# [Material supplied]
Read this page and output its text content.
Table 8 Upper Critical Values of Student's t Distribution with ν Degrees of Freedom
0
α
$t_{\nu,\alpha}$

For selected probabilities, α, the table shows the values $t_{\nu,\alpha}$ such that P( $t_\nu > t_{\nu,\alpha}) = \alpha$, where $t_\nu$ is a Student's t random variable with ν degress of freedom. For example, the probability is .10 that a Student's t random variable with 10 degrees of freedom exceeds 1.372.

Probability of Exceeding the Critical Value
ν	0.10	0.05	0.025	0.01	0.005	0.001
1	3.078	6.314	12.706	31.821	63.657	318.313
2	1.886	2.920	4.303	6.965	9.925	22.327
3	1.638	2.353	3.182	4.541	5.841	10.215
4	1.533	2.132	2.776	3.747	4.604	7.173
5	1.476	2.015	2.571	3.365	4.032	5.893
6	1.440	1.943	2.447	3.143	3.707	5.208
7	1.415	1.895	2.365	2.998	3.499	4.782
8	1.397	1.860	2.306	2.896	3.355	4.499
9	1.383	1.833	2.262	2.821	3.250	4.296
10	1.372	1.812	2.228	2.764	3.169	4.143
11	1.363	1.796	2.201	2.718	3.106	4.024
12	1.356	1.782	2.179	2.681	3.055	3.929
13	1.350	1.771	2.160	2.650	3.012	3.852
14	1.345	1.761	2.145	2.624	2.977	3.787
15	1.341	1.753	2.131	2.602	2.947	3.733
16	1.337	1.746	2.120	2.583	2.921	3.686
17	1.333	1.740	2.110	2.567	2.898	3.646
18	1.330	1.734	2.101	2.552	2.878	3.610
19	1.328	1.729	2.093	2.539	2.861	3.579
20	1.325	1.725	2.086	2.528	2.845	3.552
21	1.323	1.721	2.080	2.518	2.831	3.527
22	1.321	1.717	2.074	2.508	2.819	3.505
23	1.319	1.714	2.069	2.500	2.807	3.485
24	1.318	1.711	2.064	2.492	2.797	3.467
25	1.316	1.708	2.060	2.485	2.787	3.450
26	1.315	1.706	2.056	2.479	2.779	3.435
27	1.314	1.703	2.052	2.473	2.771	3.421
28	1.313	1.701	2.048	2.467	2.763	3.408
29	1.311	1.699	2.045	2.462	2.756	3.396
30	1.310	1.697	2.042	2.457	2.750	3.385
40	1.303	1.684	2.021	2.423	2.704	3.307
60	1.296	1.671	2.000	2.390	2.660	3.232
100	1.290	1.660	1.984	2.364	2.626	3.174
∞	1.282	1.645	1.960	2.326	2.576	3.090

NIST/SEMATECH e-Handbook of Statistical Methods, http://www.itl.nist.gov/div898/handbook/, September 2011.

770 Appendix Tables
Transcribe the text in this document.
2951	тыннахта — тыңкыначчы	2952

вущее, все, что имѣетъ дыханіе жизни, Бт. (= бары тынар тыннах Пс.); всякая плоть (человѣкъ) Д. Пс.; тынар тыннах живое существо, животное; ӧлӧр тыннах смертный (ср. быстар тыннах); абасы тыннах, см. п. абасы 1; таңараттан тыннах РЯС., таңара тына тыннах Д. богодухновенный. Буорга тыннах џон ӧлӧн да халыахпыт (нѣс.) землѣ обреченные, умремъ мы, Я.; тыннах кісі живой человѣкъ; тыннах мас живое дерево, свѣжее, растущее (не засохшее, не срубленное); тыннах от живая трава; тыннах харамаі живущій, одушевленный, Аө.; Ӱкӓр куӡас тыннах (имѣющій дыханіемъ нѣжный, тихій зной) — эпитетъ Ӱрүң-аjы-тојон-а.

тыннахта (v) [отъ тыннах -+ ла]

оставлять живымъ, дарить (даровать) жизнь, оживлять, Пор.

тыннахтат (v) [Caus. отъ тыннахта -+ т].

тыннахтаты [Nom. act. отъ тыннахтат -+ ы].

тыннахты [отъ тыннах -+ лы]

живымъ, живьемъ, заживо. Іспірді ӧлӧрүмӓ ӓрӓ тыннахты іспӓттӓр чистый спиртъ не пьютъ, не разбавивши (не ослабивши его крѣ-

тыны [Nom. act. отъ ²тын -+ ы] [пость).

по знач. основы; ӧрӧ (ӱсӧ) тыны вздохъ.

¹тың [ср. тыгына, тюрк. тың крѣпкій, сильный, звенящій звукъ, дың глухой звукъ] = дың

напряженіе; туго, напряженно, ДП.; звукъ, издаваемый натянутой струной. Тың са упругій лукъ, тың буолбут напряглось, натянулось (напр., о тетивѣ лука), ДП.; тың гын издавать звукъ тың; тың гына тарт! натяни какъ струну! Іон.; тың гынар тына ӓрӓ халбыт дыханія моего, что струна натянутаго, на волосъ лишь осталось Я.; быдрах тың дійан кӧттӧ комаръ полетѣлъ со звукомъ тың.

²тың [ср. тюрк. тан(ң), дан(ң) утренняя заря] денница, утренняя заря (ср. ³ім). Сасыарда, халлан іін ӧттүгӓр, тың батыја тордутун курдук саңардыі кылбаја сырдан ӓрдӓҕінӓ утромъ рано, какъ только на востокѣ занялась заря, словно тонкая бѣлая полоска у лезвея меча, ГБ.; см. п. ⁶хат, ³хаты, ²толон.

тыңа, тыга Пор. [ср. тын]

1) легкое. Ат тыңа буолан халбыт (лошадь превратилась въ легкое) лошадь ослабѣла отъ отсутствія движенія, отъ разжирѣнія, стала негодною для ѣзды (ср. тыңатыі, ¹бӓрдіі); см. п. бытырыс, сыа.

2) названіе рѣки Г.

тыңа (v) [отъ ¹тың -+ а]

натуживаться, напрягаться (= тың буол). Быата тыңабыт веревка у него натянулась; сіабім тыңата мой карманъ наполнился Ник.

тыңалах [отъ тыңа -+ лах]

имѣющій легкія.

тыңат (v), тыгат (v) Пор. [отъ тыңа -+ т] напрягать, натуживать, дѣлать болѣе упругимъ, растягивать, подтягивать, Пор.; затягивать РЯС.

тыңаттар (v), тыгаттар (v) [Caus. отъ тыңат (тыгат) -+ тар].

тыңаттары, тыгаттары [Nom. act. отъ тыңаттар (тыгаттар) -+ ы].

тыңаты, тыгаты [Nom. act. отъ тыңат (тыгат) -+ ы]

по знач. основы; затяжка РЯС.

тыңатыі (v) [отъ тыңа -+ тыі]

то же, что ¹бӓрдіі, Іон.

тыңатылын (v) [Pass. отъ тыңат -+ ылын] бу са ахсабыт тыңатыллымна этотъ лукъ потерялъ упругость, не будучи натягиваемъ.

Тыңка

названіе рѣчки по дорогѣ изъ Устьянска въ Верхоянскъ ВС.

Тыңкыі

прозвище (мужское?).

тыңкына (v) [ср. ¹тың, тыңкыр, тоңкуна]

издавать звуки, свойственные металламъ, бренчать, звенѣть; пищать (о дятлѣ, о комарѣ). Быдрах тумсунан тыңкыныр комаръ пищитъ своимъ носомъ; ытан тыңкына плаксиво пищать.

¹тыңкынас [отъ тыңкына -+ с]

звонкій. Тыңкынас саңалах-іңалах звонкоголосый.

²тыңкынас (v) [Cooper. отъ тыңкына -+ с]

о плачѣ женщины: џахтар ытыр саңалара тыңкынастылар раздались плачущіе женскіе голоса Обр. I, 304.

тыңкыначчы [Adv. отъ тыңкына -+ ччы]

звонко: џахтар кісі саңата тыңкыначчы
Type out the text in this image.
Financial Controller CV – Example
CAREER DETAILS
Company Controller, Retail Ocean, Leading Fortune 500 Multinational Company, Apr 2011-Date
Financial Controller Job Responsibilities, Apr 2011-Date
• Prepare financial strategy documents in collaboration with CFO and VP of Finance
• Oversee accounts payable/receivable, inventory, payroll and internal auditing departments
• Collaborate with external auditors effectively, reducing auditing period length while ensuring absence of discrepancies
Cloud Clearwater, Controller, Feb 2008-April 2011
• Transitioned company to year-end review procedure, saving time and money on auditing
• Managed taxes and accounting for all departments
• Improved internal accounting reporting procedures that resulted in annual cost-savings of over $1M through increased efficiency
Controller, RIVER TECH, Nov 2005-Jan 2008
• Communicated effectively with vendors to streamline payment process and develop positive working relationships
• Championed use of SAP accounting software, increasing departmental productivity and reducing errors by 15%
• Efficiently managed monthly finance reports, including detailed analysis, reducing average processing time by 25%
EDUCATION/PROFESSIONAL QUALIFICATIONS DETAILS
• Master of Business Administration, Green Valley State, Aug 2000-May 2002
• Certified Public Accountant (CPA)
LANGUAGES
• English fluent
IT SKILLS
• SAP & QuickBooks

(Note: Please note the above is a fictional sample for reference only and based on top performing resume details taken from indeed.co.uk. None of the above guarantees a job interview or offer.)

# [Task to carry out]
From the entries, report each line that includes the word "auditing".

# [The response]
• Oversee accounts payable/receivable, inventory, payroll and internal auditing departments
• Collaborate with external auditors effectively, reducing auditing period length while ensuring absence of discrepancies
• Transitioned company to year-end review procedure, saving time and money on auditing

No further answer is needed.